TASK DETAILS
Identify and copy all lines of the material where the string "аппаратов" is found.

RECORDS PROVIDED
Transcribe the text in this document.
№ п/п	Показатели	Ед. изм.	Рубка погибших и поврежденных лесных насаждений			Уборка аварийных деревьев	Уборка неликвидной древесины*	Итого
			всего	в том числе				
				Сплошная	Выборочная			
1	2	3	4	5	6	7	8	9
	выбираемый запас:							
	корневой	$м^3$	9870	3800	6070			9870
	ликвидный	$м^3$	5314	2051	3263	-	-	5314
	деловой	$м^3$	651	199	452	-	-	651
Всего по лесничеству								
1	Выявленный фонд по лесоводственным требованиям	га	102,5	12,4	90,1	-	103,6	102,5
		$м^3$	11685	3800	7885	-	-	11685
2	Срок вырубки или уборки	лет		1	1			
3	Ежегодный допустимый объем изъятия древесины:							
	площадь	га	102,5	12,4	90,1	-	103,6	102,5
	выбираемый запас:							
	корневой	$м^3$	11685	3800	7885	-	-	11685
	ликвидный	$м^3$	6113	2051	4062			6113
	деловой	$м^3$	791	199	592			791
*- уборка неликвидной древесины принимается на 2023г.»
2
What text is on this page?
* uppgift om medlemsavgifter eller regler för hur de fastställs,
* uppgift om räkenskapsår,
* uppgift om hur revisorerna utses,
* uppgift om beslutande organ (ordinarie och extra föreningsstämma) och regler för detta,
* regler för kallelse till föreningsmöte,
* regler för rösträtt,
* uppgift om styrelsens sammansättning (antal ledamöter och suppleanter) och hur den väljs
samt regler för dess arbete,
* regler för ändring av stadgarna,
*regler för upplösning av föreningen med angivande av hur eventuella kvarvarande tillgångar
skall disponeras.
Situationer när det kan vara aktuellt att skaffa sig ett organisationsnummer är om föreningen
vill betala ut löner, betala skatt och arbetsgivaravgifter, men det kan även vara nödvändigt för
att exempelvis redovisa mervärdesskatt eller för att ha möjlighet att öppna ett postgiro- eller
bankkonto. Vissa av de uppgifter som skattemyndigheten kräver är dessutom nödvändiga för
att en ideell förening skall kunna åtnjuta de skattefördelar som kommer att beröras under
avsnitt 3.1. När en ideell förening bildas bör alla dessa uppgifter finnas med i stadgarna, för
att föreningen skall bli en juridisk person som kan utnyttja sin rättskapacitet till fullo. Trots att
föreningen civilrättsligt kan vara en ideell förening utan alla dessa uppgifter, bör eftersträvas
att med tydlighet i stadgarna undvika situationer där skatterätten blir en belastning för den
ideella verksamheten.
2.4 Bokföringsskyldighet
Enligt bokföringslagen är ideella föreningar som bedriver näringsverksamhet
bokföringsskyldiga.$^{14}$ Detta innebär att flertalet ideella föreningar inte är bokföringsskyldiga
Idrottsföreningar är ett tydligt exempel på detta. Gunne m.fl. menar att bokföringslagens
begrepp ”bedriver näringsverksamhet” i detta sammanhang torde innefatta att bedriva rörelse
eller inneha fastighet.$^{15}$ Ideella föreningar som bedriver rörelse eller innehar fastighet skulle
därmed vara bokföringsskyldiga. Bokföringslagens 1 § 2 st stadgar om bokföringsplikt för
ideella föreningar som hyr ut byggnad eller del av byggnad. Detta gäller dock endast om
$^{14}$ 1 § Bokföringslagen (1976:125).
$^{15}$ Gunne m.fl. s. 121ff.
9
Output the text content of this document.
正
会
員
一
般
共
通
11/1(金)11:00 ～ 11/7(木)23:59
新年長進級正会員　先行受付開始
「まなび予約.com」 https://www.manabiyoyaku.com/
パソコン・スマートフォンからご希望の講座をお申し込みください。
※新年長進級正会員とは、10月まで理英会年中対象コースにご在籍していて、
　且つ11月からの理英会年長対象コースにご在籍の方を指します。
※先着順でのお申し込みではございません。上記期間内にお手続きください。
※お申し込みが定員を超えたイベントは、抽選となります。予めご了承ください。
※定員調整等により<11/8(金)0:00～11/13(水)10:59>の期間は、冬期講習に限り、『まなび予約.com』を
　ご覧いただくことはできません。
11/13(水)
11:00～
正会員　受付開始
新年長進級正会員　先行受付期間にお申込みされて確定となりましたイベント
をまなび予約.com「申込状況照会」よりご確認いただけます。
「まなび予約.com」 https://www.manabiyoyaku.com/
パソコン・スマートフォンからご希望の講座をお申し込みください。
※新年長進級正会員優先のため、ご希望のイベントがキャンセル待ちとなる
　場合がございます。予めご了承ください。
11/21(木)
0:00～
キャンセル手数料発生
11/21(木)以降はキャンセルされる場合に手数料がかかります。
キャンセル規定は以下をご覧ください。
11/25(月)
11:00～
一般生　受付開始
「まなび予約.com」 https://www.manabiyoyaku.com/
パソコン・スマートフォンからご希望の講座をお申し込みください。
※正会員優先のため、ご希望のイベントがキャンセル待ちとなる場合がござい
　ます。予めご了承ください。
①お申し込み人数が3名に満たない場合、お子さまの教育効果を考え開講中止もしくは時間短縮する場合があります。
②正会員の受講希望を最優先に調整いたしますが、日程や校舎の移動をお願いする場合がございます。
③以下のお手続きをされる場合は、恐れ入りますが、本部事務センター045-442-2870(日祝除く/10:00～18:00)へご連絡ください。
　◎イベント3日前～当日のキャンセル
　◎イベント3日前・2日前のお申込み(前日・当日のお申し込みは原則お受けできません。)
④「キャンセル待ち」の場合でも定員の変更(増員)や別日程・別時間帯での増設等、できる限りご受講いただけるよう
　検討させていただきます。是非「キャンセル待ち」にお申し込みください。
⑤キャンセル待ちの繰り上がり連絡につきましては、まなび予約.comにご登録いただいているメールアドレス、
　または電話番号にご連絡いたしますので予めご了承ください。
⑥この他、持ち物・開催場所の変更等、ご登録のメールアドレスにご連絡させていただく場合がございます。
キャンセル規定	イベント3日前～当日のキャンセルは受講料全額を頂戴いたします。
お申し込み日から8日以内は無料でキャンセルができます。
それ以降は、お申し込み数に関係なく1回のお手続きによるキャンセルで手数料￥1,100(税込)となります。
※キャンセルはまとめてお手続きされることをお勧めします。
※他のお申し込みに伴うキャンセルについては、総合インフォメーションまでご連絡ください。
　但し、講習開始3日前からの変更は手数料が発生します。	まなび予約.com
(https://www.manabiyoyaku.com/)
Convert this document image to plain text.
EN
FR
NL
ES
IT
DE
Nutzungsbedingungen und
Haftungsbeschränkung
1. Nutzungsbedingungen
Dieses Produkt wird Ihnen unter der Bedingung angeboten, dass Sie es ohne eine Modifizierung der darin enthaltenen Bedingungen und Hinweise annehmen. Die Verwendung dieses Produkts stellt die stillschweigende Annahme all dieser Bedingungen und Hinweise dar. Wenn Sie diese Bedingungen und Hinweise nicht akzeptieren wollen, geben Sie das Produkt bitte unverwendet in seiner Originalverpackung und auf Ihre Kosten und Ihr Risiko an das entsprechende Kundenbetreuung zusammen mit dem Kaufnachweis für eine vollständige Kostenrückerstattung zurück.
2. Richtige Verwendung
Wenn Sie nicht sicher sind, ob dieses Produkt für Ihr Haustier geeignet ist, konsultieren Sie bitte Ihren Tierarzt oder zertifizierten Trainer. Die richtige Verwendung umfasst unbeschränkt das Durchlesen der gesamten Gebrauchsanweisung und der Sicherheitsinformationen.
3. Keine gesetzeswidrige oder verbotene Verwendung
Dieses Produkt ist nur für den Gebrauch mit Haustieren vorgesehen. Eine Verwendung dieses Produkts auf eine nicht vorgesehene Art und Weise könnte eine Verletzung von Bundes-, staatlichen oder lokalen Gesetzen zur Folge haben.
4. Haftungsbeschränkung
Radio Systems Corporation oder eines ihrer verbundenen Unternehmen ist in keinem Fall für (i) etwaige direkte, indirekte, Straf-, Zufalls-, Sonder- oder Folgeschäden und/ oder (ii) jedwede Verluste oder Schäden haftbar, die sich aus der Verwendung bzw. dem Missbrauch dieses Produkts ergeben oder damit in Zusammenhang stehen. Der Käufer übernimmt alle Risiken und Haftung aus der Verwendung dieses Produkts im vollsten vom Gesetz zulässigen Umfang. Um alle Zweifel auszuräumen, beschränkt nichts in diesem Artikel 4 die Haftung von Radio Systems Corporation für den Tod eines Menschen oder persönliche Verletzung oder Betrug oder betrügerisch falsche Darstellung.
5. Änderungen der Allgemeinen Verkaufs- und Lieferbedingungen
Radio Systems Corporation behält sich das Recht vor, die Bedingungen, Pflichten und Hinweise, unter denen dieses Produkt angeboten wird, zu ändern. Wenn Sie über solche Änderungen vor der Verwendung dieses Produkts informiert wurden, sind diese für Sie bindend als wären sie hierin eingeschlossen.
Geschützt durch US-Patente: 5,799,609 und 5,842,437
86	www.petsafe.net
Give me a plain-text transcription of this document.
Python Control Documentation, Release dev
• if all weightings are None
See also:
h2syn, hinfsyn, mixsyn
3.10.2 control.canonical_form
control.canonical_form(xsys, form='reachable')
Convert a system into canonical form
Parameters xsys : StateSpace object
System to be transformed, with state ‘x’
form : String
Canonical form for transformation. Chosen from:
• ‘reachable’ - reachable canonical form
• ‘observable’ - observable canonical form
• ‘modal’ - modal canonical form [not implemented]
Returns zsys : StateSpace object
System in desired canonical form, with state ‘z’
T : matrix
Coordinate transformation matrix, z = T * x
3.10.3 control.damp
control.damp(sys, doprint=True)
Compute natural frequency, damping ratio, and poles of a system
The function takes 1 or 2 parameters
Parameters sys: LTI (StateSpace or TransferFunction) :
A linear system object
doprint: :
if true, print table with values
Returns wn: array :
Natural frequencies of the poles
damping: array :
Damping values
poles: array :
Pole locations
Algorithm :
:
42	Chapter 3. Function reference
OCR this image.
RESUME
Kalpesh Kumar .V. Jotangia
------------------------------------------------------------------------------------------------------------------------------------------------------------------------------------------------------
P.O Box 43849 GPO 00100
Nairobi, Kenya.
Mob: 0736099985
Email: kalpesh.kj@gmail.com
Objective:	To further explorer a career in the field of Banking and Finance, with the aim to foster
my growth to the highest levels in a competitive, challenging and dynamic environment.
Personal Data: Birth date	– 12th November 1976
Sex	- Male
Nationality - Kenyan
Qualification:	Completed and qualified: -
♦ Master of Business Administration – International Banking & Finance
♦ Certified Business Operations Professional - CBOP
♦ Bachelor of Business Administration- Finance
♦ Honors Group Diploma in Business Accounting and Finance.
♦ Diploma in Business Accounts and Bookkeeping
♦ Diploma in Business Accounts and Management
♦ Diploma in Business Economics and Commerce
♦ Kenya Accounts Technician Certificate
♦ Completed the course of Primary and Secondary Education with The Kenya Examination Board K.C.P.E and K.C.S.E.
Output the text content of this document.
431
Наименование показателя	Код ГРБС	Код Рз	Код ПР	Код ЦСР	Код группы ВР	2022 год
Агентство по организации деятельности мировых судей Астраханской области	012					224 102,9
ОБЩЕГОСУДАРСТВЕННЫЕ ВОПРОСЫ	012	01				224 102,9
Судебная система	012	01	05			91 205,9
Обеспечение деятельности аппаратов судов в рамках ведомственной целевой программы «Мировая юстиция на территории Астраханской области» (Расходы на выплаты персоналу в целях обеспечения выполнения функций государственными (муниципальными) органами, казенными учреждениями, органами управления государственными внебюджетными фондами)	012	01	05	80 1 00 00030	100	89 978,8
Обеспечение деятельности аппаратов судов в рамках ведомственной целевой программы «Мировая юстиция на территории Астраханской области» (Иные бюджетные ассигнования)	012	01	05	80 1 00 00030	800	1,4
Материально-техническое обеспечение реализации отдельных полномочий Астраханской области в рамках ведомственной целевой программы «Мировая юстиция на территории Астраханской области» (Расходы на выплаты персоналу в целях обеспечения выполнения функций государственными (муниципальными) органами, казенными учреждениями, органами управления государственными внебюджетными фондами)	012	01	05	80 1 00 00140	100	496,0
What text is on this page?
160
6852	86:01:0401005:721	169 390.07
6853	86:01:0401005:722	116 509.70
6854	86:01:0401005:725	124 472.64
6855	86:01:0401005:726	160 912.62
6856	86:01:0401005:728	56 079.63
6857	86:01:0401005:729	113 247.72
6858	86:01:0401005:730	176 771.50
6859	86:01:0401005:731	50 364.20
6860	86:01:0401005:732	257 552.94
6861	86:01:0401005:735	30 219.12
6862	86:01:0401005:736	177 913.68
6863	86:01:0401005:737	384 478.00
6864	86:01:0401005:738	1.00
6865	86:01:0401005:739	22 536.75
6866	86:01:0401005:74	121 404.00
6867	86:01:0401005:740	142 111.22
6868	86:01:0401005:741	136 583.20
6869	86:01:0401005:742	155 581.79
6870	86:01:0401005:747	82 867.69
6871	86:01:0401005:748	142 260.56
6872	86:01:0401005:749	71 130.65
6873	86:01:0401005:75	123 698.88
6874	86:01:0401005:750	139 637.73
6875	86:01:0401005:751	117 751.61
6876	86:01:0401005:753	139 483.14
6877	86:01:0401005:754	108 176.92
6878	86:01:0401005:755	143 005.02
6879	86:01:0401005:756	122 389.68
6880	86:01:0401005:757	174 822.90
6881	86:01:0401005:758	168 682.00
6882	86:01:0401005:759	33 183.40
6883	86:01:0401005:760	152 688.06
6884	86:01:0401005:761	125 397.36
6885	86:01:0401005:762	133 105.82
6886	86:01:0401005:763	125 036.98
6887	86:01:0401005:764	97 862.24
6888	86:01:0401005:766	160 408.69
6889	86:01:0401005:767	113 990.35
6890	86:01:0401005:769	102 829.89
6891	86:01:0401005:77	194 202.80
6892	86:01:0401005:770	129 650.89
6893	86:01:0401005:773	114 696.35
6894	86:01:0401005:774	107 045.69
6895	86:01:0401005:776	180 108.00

REPLY
Обеспечение деятельности аппаратов судов в рамках ведомственной целевой программы «Мировая юстиция на территории Астраханской области» (Расходы на выплаты персоналу в целях обеспечения выполнения функций государственными (муниципальными) органами, казенными учреждениями, органами управления государственными внебюджетными фондами)	012	01	05	80 1 00 00030	100	89 978,8
Обеспечение деятельности аппаратов судов в рамках ведомственной целевой программы «Мировая юстиция на территории Астраханской области» (Иные бюджетные ассигнования)	012	01	05	80 1 00 00030	800	1,4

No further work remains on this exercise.